Recorded data:
((
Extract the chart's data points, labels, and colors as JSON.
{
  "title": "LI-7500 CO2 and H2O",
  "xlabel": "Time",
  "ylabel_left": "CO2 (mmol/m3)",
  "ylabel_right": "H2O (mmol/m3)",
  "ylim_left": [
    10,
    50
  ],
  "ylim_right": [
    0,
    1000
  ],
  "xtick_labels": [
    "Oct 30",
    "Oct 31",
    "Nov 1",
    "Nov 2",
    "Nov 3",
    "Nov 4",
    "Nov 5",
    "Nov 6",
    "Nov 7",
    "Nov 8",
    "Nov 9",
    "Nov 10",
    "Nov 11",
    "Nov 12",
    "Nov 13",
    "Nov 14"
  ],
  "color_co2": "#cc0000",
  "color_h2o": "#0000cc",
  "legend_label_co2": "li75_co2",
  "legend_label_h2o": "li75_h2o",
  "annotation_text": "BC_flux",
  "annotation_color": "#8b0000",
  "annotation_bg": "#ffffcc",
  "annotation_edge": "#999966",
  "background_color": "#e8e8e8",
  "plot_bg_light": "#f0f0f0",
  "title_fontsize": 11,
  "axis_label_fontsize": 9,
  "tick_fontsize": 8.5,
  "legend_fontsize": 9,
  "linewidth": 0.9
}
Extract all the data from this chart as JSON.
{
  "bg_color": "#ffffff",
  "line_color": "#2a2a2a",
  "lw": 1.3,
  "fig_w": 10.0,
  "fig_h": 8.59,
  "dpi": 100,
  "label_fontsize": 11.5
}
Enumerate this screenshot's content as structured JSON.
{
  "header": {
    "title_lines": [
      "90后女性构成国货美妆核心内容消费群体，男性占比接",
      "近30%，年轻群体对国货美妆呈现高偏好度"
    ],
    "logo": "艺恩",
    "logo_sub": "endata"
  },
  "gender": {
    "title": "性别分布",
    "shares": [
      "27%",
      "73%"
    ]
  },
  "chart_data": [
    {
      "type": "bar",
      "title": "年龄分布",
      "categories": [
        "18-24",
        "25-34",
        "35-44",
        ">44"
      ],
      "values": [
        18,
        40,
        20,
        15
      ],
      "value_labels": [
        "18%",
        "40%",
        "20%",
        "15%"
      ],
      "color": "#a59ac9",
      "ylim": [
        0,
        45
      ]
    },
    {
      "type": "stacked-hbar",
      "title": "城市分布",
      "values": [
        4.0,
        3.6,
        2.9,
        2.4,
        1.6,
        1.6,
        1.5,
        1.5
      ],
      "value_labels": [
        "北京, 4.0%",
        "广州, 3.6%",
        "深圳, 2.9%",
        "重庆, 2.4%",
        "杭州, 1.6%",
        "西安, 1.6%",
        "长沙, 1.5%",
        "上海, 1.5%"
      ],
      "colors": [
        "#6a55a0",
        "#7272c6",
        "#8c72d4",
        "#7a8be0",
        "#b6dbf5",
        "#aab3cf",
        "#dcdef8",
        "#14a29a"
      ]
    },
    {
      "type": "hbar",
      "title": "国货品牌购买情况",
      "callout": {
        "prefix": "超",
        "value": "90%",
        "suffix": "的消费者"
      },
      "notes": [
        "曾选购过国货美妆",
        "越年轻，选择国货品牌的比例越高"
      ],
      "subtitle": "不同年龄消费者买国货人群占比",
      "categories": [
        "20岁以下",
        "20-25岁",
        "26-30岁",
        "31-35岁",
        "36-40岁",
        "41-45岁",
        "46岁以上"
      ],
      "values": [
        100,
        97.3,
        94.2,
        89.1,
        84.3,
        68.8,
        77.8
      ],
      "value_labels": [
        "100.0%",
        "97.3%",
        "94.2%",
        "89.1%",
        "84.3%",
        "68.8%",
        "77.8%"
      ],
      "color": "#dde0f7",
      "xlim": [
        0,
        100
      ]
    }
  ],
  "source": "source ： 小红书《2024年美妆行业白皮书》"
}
))
What to do: Return all lines with the word "Extract" in them.

Reply:
Extract the chart's data points, labels, and colors as JSON.
Extract all the data from this chart as JSON.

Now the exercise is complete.